begin Material for this task
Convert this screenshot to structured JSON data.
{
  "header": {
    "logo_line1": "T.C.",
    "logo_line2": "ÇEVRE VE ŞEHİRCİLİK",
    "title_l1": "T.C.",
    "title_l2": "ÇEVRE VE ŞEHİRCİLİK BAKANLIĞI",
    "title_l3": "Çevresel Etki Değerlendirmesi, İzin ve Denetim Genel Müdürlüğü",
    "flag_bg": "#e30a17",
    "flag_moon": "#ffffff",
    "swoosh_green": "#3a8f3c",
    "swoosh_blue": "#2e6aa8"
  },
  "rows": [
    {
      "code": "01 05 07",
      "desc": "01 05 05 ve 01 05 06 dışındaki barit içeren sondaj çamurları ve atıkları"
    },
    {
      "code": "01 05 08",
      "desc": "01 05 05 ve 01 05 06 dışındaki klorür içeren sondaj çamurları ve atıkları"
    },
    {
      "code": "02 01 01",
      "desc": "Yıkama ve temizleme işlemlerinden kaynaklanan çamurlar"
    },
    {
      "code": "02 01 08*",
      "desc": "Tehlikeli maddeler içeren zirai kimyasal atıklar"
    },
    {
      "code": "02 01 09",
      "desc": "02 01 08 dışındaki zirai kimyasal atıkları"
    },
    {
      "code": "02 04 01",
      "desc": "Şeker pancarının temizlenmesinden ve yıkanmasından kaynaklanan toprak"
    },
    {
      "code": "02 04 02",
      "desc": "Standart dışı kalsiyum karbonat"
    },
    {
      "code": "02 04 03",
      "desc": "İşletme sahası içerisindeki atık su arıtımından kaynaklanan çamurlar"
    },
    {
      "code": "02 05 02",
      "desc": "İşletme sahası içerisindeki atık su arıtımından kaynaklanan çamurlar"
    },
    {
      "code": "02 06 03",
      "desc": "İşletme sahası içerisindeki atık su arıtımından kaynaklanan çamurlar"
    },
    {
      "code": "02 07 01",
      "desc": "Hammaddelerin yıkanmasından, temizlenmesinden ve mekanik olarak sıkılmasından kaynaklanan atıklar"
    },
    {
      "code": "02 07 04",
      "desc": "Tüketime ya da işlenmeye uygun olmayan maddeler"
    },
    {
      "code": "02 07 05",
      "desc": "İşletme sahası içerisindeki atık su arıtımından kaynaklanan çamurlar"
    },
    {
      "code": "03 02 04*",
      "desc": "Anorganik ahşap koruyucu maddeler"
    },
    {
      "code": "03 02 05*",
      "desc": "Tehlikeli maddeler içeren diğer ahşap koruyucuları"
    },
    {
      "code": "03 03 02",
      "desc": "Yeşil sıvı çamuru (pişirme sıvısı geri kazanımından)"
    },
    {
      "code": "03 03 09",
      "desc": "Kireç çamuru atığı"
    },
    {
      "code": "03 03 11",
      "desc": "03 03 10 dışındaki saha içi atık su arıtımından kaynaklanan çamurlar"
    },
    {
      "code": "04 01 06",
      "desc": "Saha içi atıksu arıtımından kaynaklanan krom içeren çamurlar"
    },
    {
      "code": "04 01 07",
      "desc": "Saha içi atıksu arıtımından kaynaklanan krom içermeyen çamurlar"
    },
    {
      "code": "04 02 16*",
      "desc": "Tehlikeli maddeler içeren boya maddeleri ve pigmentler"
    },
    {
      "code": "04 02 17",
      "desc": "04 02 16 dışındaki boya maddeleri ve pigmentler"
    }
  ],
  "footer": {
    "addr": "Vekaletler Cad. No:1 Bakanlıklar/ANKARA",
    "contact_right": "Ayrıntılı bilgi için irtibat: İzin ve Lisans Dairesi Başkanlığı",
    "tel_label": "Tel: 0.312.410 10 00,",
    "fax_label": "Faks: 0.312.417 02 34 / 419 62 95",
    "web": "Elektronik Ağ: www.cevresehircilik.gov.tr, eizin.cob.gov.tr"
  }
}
end Material for this task
- Your objective -
Search the data for "ŞEHİRCİLİK". Copy every matching line.

- Exercise result -
    "logo_line2": "ÇEVRE VE ŞEHİRCİLİK",
    "title_l2": "ÇEVRE VE ŞEHİRCİLİK BAKANLIĞI",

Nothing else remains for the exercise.